§ **Problem to work on**
Gather all lines in the records below that include the word "from".

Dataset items
####################
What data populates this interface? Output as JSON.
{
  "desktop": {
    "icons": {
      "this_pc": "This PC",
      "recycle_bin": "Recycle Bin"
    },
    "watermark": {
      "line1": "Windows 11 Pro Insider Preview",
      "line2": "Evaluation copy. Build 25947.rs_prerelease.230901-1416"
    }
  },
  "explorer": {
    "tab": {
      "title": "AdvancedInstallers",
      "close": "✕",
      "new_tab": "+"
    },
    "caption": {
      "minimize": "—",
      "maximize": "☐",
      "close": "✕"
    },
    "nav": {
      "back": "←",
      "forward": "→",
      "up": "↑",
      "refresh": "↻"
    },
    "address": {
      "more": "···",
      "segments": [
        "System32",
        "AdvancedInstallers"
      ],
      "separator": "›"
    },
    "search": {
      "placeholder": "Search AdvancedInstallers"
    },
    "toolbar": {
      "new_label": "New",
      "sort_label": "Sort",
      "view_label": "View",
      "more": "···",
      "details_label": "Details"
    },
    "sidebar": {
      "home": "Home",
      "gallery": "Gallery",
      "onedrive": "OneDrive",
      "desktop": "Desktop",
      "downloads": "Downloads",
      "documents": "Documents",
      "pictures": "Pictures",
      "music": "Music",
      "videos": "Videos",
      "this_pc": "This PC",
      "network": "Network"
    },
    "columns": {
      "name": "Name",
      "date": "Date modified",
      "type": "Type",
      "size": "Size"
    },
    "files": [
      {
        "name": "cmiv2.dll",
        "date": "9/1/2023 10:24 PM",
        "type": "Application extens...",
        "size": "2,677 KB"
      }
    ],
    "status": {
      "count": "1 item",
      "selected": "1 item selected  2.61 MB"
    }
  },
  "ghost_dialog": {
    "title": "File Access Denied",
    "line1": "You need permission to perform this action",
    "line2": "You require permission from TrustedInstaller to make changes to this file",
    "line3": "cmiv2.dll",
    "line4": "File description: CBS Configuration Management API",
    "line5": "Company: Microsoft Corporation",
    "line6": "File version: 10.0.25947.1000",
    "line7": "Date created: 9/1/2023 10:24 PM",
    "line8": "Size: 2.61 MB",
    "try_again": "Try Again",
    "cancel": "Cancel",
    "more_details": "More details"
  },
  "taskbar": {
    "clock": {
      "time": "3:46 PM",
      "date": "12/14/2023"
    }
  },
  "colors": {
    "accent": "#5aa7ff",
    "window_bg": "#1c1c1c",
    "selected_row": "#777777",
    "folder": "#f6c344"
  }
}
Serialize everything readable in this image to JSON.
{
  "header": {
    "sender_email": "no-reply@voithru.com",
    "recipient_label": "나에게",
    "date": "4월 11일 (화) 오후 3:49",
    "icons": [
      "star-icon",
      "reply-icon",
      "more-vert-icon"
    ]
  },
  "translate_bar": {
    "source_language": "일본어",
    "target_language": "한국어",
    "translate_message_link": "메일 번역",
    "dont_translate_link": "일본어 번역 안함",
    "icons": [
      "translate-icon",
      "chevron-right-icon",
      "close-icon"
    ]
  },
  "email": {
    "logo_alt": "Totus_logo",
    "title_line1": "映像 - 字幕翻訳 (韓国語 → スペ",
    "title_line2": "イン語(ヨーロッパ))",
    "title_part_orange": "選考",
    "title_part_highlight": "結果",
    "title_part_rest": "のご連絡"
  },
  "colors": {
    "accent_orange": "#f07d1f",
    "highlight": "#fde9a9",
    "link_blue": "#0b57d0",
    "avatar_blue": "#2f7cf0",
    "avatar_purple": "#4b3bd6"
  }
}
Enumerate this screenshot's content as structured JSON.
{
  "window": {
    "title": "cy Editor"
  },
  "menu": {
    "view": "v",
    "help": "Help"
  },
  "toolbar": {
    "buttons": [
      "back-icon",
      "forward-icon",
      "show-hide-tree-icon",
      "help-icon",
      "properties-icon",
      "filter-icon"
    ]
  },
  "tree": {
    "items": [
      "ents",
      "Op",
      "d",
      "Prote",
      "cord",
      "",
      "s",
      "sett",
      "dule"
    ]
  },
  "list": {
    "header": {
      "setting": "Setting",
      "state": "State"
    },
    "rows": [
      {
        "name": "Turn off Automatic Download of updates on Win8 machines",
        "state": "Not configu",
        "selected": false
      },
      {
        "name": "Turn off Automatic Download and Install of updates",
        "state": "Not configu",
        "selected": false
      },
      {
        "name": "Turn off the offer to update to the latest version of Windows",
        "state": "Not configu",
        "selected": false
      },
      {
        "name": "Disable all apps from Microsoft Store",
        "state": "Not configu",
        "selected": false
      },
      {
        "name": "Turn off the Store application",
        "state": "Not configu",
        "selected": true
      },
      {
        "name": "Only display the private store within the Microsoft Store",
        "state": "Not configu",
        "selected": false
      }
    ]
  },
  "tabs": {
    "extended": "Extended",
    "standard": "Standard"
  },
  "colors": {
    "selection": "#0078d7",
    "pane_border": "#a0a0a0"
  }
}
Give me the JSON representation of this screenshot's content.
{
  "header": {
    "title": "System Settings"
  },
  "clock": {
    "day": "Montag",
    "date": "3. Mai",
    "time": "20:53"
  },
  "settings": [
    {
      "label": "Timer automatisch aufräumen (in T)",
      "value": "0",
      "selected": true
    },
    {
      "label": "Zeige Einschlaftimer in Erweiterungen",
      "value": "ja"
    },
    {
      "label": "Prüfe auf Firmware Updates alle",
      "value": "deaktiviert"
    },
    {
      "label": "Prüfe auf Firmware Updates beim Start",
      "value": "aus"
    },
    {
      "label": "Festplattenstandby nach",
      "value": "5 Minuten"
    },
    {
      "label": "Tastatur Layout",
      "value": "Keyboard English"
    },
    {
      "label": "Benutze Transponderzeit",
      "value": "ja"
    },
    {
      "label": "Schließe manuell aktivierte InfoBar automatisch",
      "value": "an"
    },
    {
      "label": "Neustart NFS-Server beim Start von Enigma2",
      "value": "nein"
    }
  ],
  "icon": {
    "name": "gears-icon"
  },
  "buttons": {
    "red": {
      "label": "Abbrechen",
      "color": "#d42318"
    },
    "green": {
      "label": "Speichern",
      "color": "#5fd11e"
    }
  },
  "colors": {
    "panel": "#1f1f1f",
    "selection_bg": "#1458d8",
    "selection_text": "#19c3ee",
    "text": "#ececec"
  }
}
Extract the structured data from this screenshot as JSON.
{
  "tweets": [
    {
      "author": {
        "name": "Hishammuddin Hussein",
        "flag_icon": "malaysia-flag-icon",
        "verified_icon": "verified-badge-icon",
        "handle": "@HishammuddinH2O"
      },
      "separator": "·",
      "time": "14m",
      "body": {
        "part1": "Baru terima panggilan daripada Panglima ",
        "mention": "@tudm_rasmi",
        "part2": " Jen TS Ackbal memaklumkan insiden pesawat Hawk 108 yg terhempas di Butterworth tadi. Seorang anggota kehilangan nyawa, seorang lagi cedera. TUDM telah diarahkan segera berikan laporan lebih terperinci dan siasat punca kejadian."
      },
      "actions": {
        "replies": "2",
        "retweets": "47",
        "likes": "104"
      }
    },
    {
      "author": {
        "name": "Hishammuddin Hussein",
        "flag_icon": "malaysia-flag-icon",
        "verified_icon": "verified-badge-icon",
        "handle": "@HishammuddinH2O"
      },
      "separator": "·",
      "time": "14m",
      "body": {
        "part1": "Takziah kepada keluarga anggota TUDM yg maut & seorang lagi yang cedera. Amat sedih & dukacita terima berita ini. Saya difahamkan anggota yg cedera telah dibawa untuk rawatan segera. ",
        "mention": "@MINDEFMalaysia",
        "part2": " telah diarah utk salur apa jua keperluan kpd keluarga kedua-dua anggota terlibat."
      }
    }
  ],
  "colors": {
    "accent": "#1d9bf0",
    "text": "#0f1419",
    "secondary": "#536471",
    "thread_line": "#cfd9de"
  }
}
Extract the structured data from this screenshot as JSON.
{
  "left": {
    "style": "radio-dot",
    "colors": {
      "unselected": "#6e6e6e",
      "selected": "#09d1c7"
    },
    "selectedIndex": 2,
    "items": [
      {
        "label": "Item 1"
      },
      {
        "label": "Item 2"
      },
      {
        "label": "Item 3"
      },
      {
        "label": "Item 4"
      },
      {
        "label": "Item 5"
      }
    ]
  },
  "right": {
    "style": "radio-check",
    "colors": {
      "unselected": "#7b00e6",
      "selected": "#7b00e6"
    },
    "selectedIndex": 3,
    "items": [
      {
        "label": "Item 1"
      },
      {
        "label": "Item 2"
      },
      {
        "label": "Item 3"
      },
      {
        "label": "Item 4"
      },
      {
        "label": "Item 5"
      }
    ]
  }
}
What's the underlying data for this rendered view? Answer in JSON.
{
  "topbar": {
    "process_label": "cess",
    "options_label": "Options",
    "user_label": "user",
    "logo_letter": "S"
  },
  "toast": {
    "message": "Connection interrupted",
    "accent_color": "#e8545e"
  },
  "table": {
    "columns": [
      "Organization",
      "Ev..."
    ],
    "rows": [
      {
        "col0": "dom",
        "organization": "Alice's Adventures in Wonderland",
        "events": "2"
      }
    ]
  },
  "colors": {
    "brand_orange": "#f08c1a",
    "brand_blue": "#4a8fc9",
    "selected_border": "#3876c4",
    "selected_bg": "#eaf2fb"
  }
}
####################
§ **Output of the exercise**
    "line2": "You require permission from TrustedInstaller to make changes to this file",
        "name": "Disable all apps from Microsoft Store",
Extract the structured data from this screenshot as JSON.
Extract the structured data from this screenshot as JSON.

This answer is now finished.